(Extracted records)
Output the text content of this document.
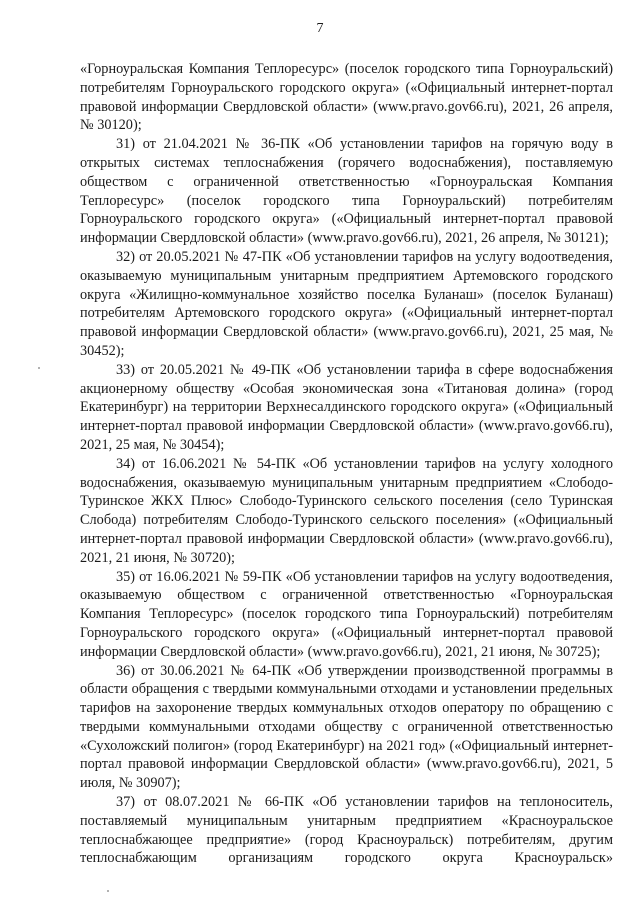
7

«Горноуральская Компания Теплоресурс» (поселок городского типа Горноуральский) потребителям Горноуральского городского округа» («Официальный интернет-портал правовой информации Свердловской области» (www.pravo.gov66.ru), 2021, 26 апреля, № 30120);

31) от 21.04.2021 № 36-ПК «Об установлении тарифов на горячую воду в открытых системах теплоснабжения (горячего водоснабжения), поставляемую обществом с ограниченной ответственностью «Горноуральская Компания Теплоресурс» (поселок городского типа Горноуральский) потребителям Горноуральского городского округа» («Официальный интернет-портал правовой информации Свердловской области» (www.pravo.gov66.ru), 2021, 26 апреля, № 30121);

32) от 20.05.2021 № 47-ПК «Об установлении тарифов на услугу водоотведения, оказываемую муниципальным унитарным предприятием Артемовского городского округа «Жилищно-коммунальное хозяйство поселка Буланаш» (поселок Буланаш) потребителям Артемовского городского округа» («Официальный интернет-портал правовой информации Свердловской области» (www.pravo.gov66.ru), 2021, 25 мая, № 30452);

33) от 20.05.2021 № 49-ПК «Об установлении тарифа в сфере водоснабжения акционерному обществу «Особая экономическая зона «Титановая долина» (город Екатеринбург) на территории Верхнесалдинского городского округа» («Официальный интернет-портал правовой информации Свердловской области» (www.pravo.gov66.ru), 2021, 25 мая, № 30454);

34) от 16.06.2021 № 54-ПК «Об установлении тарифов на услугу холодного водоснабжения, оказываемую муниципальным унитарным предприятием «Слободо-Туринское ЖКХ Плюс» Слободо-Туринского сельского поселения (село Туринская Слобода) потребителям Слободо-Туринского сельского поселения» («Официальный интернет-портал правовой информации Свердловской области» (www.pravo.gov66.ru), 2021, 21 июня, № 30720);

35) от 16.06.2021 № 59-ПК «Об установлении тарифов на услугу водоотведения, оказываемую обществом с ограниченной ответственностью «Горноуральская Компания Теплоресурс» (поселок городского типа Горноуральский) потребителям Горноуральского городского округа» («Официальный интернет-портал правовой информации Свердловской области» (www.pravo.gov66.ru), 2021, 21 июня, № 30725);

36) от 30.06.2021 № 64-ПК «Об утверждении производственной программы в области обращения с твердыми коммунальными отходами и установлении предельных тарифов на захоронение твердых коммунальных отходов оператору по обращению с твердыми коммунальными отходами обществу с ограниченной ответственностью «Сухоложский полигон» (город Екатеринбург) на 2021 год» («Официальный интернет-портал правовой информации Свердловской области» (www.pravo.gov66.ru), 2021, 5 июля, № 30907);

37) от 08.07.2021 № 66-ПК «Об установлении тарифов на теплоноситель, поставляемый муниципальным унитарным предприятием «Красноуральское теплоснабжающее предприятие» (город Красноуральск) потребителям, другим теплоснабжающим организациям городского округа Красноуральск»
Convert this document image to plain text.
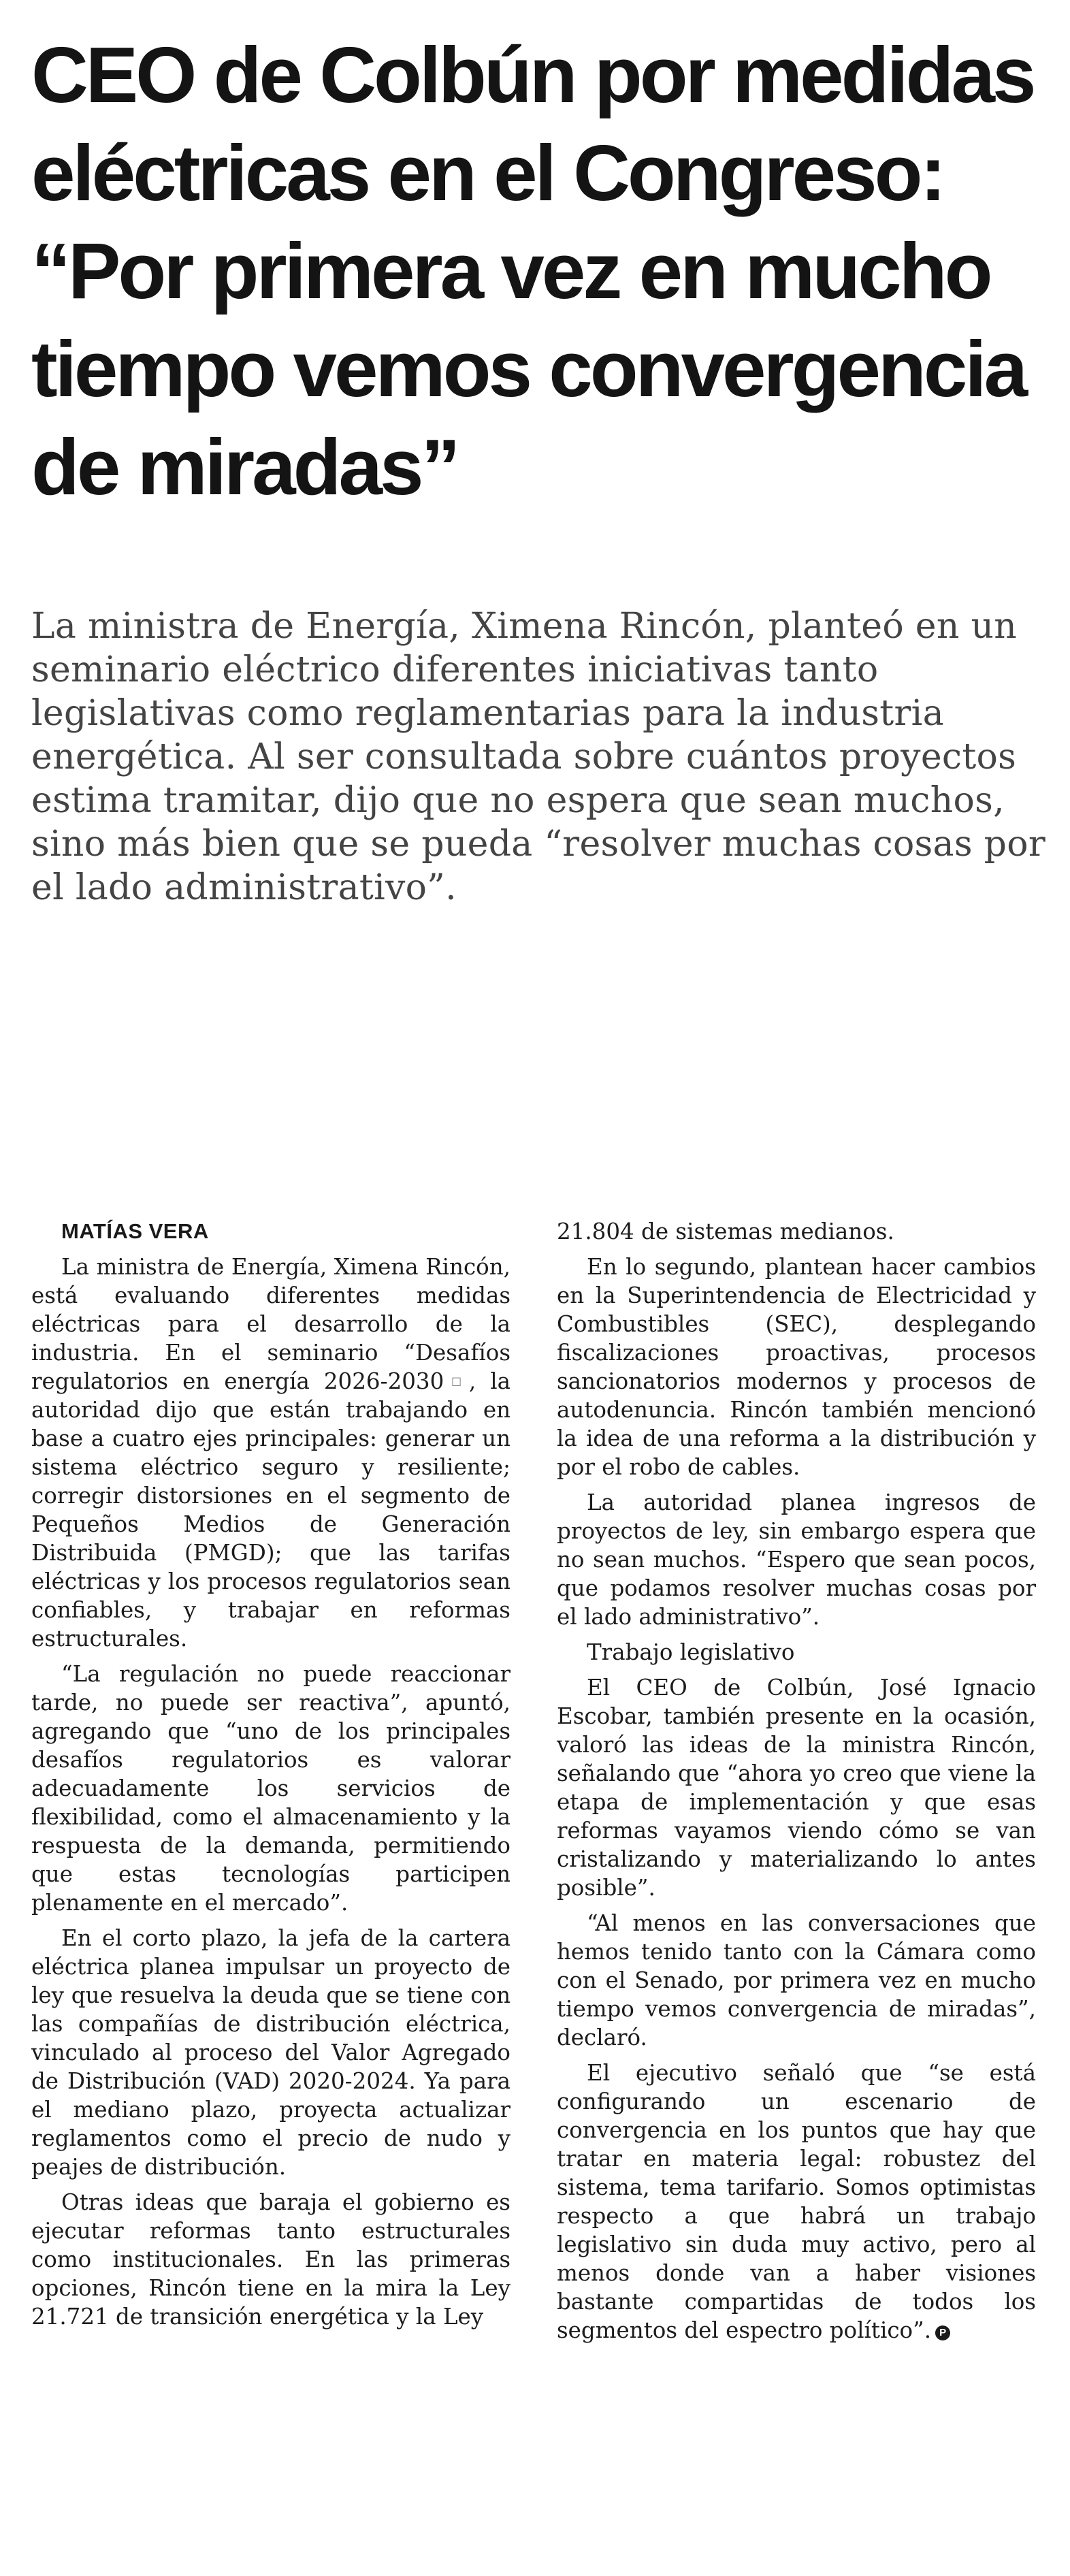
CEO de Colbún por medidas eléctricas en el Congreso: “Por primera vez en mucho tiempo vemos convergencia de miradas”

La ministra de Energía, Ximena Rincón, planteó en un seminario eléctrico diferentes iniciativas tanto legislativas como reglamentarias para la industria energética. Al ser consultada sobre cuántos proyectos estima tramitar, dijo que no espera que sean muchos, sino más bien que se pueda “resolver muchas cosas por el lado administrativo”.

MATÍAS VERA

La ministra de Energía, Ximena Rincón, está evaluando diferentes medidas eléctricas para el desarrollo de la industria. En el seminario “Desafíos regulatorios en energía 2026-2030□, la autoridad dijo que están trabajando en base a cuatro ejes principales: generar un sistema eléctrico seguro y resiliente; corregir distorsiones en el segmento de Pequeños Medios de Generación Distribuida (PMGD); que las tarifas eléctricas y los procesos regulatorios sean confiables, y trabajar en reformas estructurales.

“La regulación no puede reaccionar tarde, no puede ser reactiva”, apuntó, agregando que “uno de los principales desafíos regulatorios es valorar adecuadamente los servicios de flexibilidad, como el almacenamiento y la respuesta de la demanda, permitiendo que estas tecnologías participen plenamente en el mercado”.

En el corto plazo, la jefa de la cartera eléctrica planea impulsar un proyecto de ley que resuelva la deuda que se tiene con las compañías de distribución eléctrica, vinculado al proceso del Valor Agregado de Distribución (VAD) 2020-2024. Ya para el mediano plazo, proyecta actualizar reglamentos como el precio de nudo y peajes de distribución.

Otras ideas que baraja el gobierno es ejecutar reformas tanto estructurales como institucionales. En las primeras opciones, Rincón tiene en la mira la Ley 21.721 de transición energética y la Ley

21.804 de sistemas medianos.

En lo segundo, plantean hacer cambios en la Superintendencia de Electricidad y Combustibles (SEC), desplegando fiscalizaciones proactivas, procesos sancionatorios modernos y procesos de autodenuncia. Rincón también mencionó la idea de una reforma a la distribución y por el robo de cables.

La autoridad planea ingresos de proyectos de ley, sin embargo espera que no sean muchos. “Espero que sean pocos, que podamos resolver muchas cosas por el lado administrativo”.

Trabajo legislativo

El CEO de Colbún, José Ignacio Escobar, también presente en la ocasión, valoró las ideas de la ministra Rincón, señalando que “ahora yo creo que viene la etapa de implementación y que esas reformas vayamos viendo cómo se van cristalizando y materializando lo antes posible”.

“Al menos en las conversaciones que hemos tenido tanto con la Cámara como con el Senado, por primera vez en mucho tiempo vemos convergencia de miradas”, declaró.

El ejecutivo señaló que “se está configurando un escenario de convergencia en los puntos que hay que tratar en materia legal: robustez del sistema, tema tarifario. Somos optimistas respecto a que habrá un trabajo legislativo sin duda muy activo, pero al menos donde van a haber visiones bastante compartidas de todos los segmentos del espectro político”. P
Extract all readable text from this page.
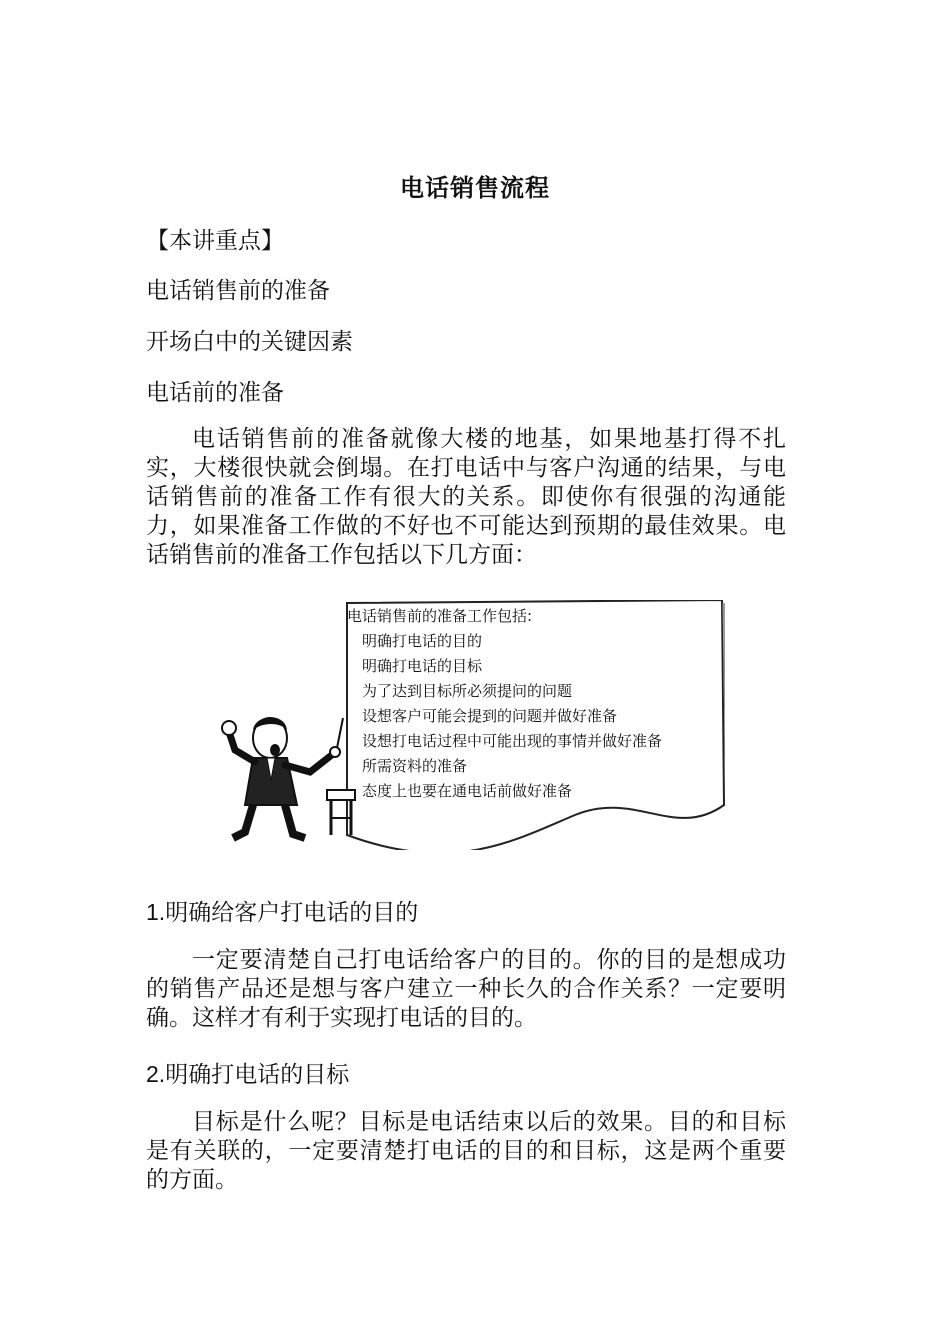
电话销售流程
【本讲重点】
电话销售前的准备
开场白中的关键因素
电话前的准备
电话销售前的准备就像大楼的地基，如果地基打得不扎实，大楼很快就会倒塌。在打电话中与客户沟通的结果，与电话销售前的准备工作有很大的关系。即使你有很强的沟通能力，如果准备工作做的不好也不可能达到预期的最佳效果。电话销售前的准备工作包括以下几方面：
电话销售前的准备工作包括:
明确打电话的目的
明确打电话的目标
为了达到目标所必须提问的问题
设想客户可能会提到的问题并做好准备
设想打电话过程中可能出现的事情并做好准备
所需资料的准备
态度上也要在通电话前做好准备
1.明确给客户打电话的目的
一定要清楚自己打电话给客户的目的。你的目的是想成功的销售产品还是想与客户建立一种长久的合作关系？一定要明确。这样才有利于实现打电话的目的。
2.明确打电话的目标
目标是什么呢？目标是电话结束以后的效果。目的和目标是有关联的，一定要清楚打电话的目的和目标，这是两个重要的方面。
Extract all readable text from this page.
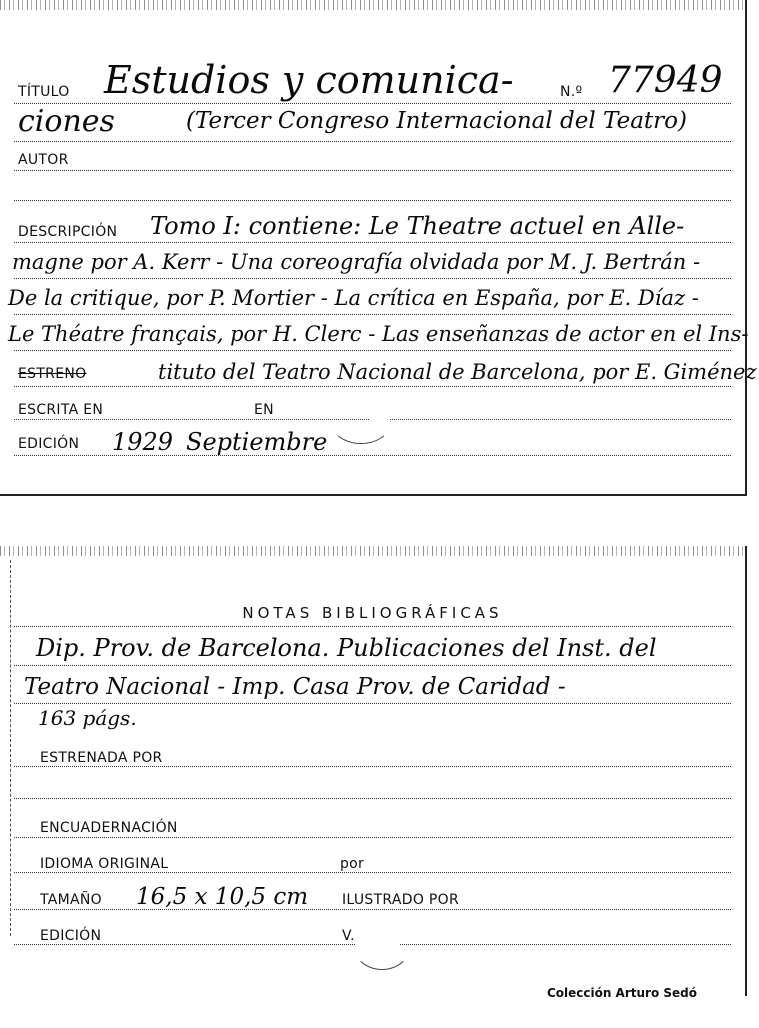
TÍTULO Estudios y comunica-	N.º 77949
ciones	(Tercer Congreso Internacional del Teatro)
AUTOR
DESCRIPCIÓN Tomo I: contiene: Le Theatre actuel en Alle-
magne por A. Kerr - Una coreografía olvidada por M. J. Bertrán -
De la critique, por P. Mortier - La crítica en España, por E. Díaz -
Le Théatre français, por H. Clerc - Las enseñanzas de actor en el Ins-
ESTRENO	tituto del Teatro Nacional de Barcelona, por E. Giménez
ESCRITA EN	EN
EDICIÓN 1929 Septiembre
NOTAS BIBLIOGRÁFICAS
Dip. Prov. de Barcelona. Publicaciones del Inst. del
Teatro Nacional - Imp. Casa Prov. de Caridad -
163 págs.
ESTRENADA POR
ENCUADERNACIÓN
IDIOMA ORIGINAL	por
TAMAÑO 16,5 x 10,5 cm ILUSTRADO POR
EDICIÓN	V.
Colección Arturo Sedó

→ **The request**
Give the count of lines in the listing above that include "tiempo", with no other words.

→ **Task output**
2